# [Exercise goal]
Select from the data all lines with the word "Dana".

# Start of Given records

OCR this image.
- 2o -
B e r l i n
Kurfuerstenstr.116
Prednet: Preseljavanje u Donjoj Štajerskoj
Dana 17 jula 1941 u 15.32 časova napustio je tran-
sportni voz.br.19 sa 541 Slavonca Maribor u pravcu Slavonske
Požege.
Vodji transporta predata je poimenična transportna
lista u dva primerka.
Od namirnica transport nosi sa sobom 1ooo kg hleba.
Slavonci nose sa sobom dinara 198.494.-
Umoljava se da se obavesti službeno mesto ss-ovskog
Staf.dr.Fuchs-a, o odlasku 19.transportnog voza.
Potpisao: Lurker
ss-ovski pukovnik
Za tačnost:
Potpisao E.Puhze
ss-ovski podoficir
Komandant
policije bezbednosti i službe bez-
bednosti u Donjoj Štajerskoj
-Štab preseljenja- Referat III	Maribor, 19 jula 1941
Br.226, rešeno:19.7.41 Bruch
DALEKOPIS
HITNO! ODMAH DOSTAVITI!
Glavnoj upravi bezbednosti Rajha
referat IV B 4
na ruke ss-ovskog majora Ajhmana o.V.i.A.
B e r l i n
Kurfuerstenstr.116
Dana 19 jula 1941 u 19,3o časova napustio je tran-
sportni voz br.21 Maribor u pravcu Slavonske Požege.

# End of Given records

# [Result of the exercise]
Dana 17 jula 1941 u 15.32 časova napustio je tran-
Dana 19 jula 1941 u 19,3o časova napustio je tran-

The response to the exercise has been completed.